▶ What the task asks
Quote all of the data exactly as given. Skip every picture it contains.

▶ Records

((

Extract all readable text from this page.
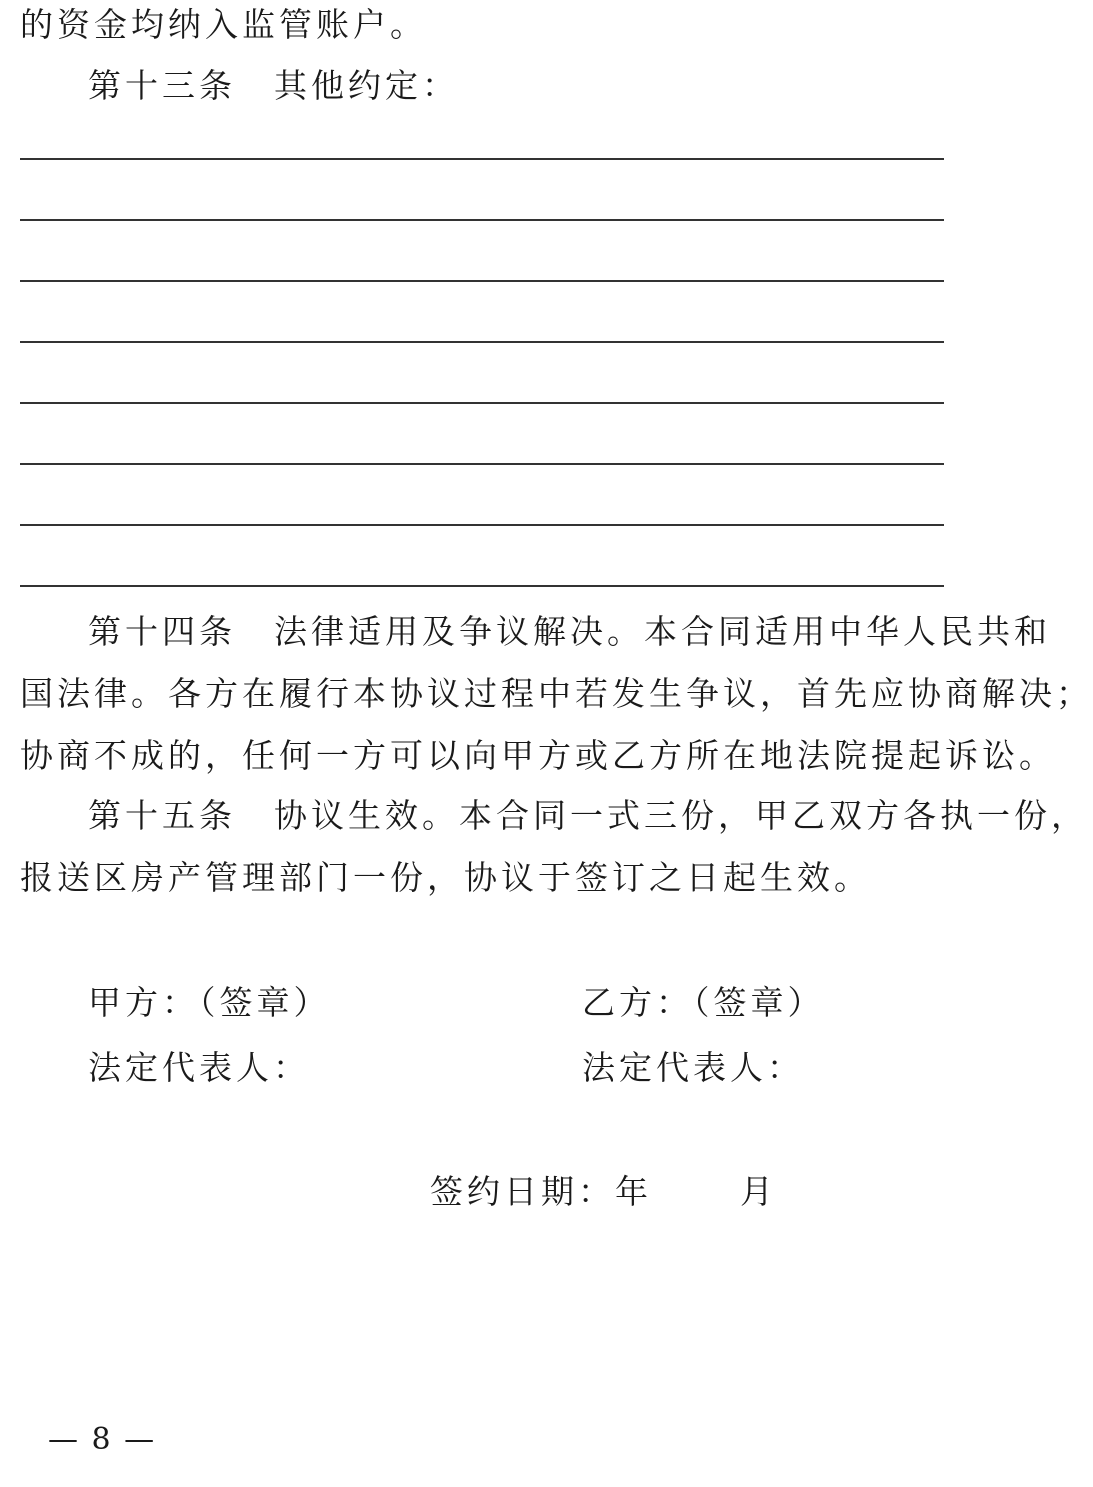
的资金均纳入监管账户。
第十三条 其他约定：
第十四条 法律适用及争议解决。本合同适用中华人民共和
国法律。各方在履行本协议过程中若发生争议，首先应协商解决；
协商不成的，任何一方可以向甲方或乙方所在地法院提起诉讼。
第十五条 协议生效。本合同一式三份，甲乙双方各执一份，
报送区房产管理部门一份，协议于签订之日起生效。
甲方：（签章）
法定代表人：
乙方：（签章）
法定代表人：
签约日期：年	月
— 8 —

))

▶ Finished exercise
Extract all readable text from this page.
的资金均纳入监管账户。
第十三条 其他约定：
第十四条 法律适用及争议解决。本合同适用中华人民共和
国法律。各方在履行本协议过程中若发生争议，首先应协商解决；
协商不成的，任何一方可以向甲方或乙方所在地法院提起诉讼。
第十五条 协议生效。本合同一式三份，甲乙双方各执一份，
报送区房产管理部门一份，协议于签订之日起生效。
甲方：（签章）
法定代表人：
乙方：（签章）
法定代表人：
签约日期：年	月
— 8 —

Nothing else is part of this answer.